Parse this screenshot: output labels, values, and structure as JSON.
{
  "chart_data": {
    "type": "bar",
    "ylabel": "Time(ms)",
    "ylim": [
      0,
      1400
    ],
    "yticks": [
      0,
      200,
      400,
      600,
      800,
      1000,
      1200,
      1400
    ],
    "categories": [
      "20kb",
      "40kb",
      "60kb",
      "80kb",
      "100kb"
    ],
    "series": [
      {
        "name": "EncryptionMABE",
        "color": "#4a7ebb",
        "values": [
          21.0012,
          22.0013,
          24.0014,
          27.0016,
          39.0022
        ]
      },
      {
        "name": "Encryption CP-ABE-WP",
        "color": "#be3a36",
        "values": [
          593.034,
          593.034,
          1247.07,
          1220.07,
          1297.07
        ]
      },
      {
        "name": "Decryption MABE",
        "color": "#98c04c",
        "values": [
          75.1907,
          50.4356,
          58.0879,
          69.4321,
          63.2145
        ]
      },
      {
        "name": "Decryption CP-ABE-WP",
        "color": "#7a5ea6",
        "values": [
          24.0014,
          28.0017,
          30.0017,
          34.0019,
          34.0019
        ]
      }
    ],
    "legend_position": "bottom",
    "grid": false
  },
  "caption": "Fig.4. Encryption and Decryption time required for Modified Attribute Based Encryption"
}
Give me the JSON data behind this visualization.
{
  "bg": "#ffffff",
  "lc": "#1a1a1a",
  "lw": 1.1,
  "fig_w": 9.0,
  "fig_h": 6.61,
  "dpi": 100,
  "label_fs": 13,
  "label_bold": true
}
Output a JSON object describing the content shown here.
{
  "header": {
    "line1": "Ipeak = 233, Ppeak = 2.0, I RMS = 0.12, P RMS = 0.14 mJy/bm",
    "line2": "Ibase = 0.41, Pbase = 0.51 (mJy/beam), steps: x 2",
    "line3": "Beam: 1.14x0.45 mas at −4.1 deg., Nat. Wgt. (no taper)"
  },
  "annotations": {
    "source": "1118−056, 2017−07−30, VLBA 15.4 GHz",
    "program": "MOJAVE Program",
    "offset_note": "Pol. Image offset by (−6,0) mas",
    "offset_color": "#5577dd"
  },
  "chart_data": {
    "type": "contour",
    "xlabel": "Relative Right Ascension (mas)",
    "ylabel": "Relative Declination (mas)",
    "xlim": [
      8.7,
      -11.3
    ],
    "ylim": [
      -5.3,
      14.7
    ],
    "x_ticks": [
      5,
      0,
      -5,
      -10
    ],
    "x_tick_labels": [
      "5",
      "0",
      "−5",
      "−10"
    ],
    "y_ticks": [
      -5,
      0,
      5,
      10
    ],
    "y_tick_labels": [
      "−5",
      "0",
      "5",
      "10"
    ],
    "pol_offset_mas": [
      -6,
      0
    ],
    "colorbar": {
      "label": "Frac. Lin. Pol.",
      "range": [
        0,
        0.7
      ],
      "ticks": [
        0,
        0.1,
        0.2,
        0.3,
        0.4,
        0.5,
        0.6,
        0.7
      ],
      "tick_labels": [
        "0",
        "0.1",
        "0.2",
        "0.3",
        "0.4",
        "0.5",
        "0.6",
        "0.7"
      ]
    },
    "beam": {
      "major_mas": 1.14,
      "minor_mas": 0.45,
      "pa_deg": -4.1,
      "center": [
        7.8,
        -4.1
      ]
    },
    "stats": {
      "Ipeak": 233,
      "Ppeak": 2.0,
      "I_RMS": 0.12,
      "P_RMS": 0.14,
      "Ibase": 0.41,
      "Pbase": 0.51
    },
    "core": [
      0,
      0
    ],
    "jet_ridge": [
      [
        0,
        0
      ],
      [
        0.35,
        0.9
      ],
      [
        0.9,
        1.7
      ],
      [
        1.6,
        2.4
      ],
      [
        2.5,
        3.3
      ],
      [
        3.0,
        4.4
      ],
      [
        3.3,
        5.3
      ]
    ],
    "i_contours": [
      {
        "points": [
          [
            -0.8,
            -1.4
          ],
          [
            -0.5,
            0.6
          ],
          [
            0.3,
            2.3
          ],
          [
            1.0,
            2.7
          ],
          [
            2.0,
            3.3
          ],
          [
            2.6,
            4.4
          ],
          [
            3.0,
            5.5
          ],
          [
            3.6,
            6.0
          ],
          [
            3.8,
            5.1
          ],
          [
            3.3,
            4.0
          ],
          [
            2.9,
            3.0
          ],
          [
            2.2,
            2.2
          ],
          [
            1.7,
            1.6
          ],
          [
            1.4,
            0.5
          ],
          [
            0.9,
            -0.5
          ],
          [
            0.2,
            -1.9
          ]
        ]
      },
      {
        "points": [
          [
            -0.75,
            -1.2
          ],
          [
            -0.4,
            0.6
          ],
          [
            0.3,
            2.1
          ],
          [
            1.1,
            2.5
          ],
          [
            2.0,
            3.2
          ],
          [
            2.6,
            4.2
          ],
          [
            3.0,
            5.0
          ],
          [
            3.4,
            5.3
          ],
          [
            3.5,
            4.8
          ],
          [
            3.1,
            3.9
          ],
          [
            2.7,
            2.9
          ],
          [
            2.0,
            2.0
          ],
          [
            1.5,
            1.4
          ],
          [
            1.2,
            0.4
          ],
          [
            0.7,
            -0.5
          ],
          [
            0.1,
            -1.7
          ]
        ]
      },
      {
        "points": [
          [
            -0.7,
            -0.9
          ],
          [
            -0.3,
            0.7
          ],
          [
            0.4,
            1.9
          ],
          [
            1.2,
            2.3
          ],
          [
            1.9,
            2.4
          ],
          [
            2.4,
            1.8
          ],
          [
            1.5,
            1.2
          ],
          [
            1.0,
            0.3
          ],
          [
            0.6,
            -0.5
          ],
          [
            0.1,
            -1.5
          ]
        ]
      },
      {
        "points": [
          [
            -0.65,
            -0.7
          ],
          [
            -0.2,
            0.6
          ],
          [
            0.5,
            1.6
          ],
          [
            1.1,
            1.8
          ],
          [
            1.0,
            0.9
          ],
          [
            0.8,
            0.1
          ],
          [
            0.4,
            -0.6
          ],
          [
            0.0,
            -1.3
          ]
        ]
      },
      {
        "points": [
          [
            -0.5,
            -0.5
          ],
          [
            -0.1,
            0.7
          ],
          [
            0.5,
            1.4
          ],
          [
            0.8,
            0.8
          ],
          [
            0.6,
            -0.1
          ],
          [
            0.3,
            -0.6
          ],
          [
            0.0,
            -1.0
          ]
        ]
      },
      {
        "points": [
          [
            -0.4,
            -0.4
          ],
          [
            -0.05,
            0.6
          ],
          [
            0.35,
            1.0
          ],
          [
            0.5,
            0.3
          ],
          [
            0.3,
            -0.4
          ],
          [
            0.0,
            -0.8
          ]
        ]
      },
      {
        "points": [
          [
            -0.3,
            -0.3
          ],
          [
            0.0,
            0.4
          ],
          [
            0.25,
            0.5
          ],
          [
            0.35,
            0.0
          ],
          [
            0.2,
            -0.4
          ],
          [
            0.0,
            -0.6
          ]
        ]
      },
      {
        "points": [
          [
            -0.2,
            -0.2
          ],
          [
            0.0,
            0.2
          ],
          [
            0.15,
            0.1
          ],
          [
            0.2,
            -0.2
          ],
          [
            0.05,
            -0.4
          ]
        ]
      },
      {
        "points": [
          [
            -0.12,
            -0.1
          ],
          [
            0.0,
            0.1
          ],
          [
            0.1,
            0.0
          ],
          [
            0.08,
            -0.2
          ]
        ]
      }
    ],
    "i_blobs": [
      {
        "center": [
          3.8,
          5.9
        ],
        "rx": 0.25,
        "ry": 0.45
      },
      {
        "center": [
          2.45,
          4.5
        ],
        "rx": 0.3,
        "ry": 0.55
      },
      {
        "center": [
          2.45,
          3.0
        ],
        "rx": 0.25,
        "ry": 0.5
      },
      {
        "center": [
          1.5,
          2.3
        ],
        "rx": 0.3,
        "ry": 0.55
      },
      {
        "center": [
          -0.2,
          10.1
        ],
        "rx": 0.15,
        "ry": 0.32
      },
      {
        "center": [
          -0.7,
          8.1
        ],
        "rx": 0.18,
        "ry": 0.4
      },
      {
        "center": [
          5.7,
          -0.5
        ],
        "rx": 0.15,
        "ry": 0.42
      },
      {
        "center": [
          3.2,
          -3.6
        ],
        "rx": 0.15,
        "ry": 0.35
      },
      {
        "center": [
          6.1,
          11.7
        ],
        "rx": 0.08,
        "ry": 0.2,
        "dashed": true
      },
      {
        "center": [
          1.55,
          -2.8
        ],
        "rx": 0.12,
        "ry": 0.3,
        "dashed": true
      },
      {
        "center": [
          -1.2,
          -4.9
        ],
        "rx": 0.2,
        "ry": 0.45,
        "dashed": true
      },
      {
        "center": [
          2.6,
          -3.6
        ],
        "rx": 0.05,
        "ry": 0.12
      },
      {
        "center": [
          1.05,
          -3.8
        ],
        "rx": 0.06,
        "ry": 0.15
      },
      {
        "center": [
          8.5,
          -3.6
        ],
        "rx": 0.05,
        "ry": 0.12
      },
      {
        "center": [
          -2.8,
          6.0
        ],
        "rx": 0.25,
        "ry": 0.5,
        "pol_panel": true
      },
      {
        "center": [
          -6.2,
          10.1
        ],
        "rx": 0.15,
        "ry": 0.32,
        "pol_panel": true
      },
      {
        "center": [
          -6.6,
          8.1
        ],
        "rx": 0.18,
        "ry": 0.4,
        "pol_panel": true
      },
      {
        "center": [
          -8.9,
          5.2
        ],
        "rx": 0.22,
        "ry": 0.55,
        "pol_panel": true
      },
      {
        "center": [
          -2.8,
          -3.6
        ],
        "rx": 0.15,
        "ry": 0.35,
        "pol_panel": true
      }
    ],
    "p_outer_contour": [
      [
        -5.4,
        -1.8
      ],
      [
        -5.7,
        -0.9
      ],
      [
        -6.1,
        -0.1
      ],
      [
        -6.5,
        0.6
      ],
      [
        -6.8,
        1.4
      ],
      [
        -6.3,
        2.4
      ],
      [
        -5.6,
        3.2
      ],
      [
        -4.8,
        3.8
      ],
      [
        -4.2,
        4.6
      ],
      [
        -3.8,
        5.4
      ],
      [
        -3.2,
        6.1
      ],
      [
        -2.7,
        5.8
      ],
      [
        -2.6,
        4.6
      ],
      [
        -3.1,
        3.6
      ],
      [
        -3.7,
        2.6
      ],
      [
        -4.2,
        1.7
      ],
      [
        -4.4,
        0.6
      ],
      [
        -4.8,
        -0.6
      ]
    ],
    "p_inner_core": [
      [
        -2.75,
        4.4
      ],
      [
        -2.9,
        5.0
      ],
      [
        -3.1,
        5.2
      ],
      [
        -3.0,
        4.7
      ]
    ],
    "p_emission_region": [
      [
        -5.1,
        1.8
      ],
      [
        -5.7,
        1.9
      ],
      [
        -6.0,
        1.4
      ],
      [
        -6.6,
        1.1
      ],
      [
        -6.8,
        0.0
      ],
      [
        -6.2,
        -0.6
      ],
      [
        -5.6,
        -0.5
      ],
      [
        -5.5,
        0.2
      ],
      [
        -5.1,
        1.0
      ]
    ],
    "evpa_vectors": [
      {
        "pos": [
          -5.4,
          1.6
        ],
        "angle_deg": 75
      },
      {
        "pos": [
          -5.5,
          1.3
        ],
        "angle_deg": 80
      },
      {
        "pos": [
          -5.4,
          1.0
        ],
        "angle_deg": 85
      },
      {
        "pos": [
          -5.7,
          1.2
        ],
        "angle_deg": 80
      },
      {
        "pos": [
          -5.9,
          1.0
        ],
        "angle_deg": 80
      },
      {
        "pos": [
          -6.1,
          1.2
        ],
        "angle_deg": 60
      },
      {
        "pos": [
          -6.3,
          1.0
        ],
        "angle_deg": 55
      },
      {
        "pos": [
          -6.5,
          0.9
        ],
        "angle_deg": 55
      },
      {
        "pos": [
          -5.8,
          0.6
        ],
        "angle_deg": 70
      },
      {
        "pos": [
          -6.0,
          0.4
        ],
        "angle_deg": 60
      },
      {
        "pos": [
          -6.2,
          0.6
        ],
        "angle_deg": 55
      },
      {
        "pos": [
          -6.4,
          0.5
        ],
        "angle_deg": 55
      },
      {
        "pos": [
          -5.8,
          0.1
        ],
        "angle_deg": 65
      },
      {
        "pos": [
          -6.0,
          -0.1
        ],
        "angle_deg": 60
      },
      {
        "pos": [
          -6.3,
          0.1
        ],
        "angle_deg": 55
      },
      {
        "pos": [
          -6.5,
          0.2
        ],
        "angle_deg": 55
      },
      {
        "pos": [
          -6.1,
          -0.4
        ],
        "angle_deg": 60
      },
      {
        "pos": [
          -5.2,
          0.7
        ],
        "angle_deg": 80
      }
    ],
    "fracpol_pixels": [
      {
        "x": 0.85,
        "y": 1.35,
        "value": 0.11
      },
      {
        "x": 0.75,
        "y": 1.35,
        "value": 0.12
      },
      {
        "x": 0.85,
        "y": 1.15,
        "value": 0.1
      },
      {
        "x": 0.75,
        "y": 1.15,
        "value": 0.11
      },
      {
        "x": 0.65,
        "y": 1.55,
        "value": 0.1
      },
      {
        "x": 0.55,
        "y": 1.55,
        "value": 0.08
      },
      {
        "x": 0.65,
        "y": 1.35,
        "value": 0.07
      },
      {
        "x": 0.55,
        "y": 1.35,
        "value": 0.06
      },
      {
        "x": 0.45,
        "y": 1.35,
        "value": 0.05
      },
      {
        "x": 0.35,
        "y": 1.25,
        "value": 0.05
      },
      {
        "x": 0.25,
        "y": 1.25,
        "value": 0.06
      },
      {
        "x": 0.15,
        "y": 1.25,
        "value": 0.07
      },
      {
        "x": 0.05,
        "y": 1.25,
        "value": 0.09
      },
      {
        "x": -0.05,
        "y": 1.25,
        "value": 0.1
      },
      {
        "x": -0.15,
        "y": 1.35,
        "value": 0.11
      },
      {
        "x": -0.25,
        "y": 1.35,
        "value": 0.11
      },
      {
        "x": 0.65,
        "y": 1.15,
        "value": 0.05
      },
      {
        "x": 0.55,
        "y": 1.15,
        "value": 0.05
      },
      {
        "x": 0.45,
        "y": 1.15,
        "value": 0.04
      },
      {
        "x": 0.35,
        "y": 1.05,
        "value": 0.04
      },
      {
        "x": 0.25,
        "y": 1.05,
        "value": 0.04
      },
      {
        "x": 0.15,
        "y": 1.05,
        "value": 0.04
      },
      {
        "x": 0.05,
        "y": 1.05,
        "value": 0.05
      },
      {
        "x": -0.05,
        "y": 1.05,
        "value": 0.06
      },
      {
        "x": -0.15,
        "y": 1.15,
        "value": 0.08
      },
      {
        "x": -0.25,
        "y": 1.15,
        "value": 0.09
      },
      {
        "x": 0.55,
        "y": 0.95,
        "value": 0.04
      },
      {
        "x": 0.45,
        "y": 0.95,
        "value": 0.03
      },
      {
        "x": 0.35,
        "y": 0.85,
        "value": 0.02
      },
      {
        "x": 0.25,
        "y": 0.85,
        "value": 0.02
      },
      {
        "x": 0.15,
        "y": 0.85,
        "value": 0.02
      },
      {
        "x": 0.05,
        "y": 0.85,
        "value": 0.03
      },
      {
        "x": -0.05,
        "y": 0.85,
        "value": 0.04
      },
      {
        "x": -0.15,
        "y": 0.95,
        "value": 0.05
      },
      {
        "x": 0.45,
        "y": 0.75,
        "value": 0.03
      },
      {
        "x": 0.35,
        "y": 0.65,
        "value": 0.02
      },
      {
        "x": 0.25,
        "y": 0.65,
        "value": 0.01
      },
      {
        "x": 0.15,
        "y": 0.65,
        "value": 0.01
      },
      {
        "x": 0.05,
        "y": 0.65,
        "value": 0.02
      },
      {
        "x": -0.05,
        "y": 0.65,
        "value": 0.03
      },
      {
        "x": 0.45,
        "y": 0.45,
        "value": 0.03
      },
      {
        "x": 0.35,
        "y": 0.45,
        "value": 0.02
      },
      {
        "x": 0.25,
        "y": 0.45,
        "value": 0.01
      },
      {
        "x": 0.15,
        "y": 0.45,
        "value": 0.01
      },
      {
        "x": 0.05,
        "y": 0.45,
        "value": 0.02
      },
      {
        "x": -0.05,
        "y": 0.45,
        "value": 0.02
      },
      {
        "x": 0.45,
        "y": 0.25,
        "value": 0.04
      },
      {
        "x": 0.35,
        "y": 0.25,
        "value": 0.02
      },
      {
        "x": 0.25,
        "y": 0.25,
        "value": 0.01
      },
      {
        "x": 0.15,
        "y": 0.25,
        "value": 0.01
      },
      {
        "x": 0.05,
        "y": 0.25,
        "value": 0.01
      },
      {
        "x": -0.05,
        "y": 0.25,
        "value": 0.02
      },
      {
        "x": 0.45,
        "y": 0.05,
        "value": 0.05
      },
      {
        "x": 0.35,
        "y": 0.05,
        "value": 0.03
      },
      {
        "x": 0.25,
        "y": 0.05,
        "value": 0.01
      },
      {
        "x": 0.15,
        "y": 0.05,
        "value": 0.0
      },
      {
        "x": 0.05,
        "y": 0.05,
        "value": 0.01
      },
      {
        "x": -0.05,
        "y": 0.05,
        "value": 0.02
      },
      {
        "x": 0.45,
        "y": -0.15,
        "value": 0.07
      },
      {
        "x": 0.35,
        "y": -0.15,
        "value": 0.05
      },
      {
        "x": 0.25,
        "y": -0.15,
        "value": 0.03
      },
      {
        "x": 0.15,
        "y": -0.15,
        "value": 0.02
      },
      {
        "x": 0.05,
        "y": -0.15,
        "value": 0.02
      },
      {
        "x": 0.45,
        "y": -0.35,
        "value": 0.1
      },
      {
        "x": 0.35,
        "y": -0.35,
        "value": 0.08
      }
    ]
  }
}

────

Give only the number of lines in the listing above that include the string "Pbase".

2